**Given exercise 1**
In the lesson on animal locomotion, rewrite the paragraph beginning "Animals that have the gift of flight" as a short bulleted list that keeps its main facts.
-- START Given text --
Animals are able to move themselves in more than one way for a variety of different purposes. This lesson explores three types of locomotion: flying, swimming, and land locomotion.

Locomotion

How do you move when you need to move? Do you walk to work? Do you run when exercising? Do you swim in the water or just let yourself sink? Most animals rely on locomotion, which is movement, or the ability to move, from place to place.

This lesson will cover three types of locomotion animals take advantage of for everything from finding food, to finding a mate, to moving away from a predator. We'll explore flying, swimming, and land locomotion.

Flying

Active flight, the motion of an animal through the air, is only enjoyed by select groups of animals: insects, birds, and one mammal, the bat. Active flight should not be confused with passive flight. A sugar glider may seem like it's flying from a tree, but it's actually, like its name suggests, gliding down to earth.

Animals that have the gift of flight have special adaptations that allow them to not only overpower the force of gravity, but also consume as little energy as possible staying aloft. This latter point is established by things like the reduction of body mass. For example, birds have bones with lots of air-filled regions that lessen the bird's overall mass. Birds lack teeth, which further lessens their mass. They also lack a urinary bladder, which means they do not have to fly around carrying a pretty heavy 'water balloon,' if you will.

The shape of their wings and their body allows these animals to overcome gravity and consume as little energy as possible during flight. Namely, they have special shapes to their wings, which allow them to alter the air currents around them to stay up in the air, and they have torpedo-like, or spindle-like, shapes to their bodies that reduce drag as they fly through the air.

Swimming

The adaptation of a fusiform, or spindle, shape is also evident in many aquatic animals. This is because water exerts an even larger drag on an animal's body as it swims through it, and a torpedo-like shape allows for the animal's ability to cut through the water with as little energy expenditure as possible.

This is one reason why submarines are shaped the way they are - almost like many marine animals in the shape of its body. Can you imagine a submarine having the shape of a rectangle?

But swimming doesn't occur in the same way for every animal. You and I, we can swim breaststroke, or butterfly, or some other way. Different animals also have different methods of swimming. For example, sharks swim by moving their body and tail side to side. Whales move their body and tail up and down to propel themselves forward. And animals like squids can propel themselves by squirting out jets of water.

Land Locomotion

Animals moving about on land also move around in very different ways. Kangaroos hop. Humans walk or run. Earthworms crawl.

In general, those animals limited to locomotion on land are less concerned about a streamlined shape, like those of aquatic animals or animals capable of flight. That's because when moving about at low or moderate speeds on land, air poses relatively little resistance to locomotion.
-- END Given text --
**Given exercise 2**
Copy the records line for line, starting with their first line and ending with the line that contains "Decompose this screenshot", including that line. Leave out the pictures.
-- START Material for this exercise --
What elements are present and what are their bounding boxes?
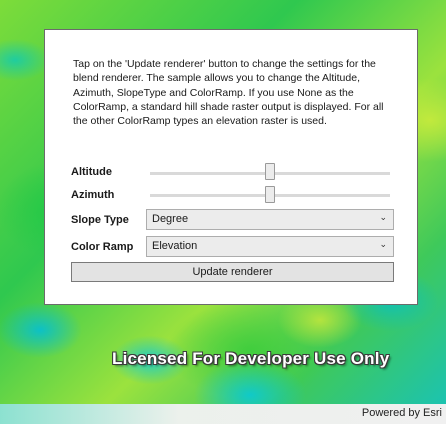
slope-type-label: Slope Type [71,214,129,226]
slope-type-value: Degree [152,213,189,225]
attribution-bar: Powered by Esri [0,404,446,424]
color-ramp-value: Elevation [152,240,198,252]
instructions-text: Tap on the 'Update renderer' button to c… [73,58,384,128]
azimuth-label: Azimuth [71,189,115,201]
altitude-slider-thumb[interactable] [265,163,275,180]
azimuth-slider-thumb[interactable] [265,186,275,203]
settings-panel: Tap on the 'Update renderer' button to c… [44,29,418,305]
color-ramp-select[interactable]: Elevation ⌄ [146,236,394,257]
update-renderer-button[interactable]: Update renderer [71,262,394,282]
chevron-down-icon: ⌄ [379,212,387,222]
color-ramp-label: Color Ramp [71,241,134,253]
altitude-label: Altitude [71,166,112,178]
chevron-down-icon: ⌄ [379,239,387,249]
attribution-text: Powered by Esri [361,407,442,419]
license-watermark: Licensed For Developer Use Only [112,349,390,368]
slope-type-select[interactable]: Degree ⌄ [146,209,394,230]
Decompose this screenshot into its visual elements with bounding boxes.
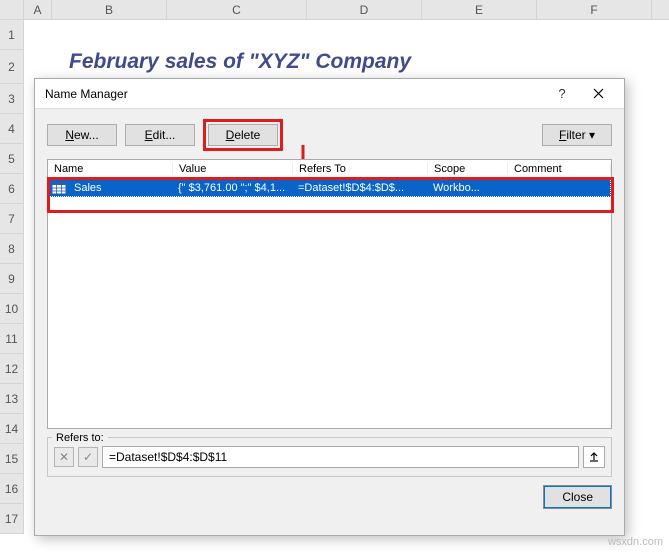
refers-to-group: Refers to: ✕ ✓ xyxy=(47,437,612,477)
row-header[interactable]: 12 xyxy=(0,354,24,384)
cell-refers: =Dataset!$D$4:$D$... xyxy=(294,182,429,194)
dialog-toolbar: New... Edit... Delete Filter ▾ xyxy=(35,109,624,159)
row-header[interactable]: 4 xyxy=(0,114,24,144)
row-header[interactable]: 2 xyxy=(0,50,24,84)
cancel-edit-icon[interactable]: ✕ xyxy=(54,447,74,467)
chevron-down-icon: ▾ xyxy=(589,128,595,142)
list-header[interactable]: Name Value Refers To Scope Comment xyxy=(47,159,612,179)
row-header[interactable]: 16 xyxy=(0,474,24,504)
delete-highlight: Delete xyxy=(203,119,283,151)
cell-name: Sales xyxy=(70,182,174,194)
watermark: wsxdn.com xyxy=(608,536,663,548)
column-header[interactable]: B xyxy=(52,0,167,19)
cell-scope: Workbo... xyxy=(429,182,509,194)
column-header[interactable]: F xyxy=(537,0,652,19)
column-headers: ABCDEF xyxy=(0,0,669,20)
cell-value: {" $3,761.00 ";" $4,1... xyxy=(174,182,294,194)
new-button[interactable]: New... xyxy=(47,124,117,146)
row-header[interactable]: 14 xyxy=(0,414,24,444)
table-row[interactable]: Sales {" $3,761.00 ";" $4,1... =Dataset!… xyxy=(48,179,611,197)
close-icon[interactable] xyxy=(580,80,616,108)
row-header[interactable]: 5 xyxy=(0,144,24,174)
list-body[interactable]: Sales {" $3,761.00 ";" $4,1... =Dataset!… xyxy=(47,179,612,429)
row-header[interactable]: 1 xyxy=(0,20,24,50)
dialog-footer: Close xyxy=(35,485,624,519)
row-headers: 1234567891011121314151617 xyxy=(0,20,24,534)
help-button[interactable]: ? xyxy=(544,80,580,108)
col-scope[interactable]: Scope xyxy=(428,163,508,175)
column-header[interactable]: D xyxy=(307,0,422,19)
col-value[interactable]: Value xyxy=(173,163,293,175)
dialog-titlebar[interactable]: Name Manager ? xyxy=(35,79,624,109)
col-refers[interactable]: Refers To xyxy=(293,163,428,175)
delete-button[interactable]: Delete xyxy=(208,124,278,146)
name-manager-dialog: Name Manager ? New... Edit... Delete Fil… xyxy=(34,78,625,536)
row-header[interactable]: 8 xyxy=(0,234,24,264)
row-header[interactable]: 7 xyxy=(0,204,24,234)
refers-to-label: Refers to: xyxy=(52,432,108,444)
col-name[interactable]: Name xyxy=(48,163,173,175)
filter-button[interactable]: Filter ▾ xyxy=(542,124,612,146)
row-header[interactable]: 10 xyxy=(0,294,24,324)
column-header[interactable]: C xyxy=(167,0,307,19)
select-all-corner[interactable] xyxy=(0,0,24,19)
col-comment[interactable]: Comment xyxy=(508,163,611,175)
row-header[interactable]: 3 xyxy=(0,84,24,114)
column-header[interactable]: E xyxy=(422,0,537,19)
close-button[interactable]: Close xyxy=(543,485,612,509)
row-header[interactable]: 13 xyxy=(0,384,24,414)
row-header[interactable]: 6 xyxy=(0,174,24,204)
collapse-dialog-icon[interactable] xyxy=(583,446,605,468)
dialog-title: Name Manager xyxy=(45,87,544,101)
row-header[interactable]: 11 xyxy=(0,324,24,354)
column-header[interactable]: A xyxy=(24,0,52,19)
names-list: Name Value Refers To Scope Comment Sales… xyxy=(47,159,612,429)
row-header[interactable]: 9 xyxy=(0,264,24,294)
refers-to-input[interactable] xyxy=(102,446,579,468)
row-header[interactable]: 15 xyxy=(0,444,24,474)
sheet-title: February sales of "XYZ" Company xyxy=(69,50,411,74)
confirm-edit-icon[interactable]: ✓ xyxy=(78,447,98,467)
row-header[interactable]: 17 xyxy=(0,504,24,534)
table-icon xyxy=(51,181,67,195)
edit-button[interactable]: Edit... xyxy=(125,124,195,146)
-- END Material for this exercise --
**Task answer 1**
- Flying animals have adaptations that let them overcome gravity and use as little energy as possible to stay in the air.
- One way they save energy is by having less body mass.
- Birds have bones with many air-filled spaces, which lowers their overall mass.
- Birds have no teeth, which lowers their mass further.
- Birds have no urinary bladder, so they don't carry a heavy load of water while flying.

**Task answer 2**
What elements are present and what are their bounding boxes?
slope-type-label: Slope Type [71,214,129,226]
slope-type-value: Degree [152,213,189,225]
attribution-bar: Powered by Esri [0,404,446,424]
color-ramp-value: Elevation [152,240,198,252]
instructions-text: Tap on the 'Update renderer' button to c… [73,58,384,128]
azimuth-label: Azimuth [71,189,115,201]
altitude-slider-thumb[interactable] [265,163,275,180]
azimuth-slider-thumb[interactable] [265,186,275,203]
settings-panel: Tap on the 'Update renderer' button to c… [44,29,418,305]
color-ramp-select[interactable]: Elevation ⌄ [146,236,394,257]
update-renderer-button[interactable]: Update renderer [71,262,394,282]
chevron-down-icon: ⌄ [379,212,387,222]
color-ramp-label: Color Ramp [71,241,134,253]
altitude-label: Altitude [71,166,112,178]
chevron-down-icon: ⌄ [379,239,387,249]
attribution-text: Powered by Esri [361,407,442,419]
license-watermark: Licensed For Developer Use Only [112,349,390,368]
slope-type-select[interactable]: Degree ⌄ [146,209,394,230]
Decompose this screenshot into its visual elements with bounding boxes.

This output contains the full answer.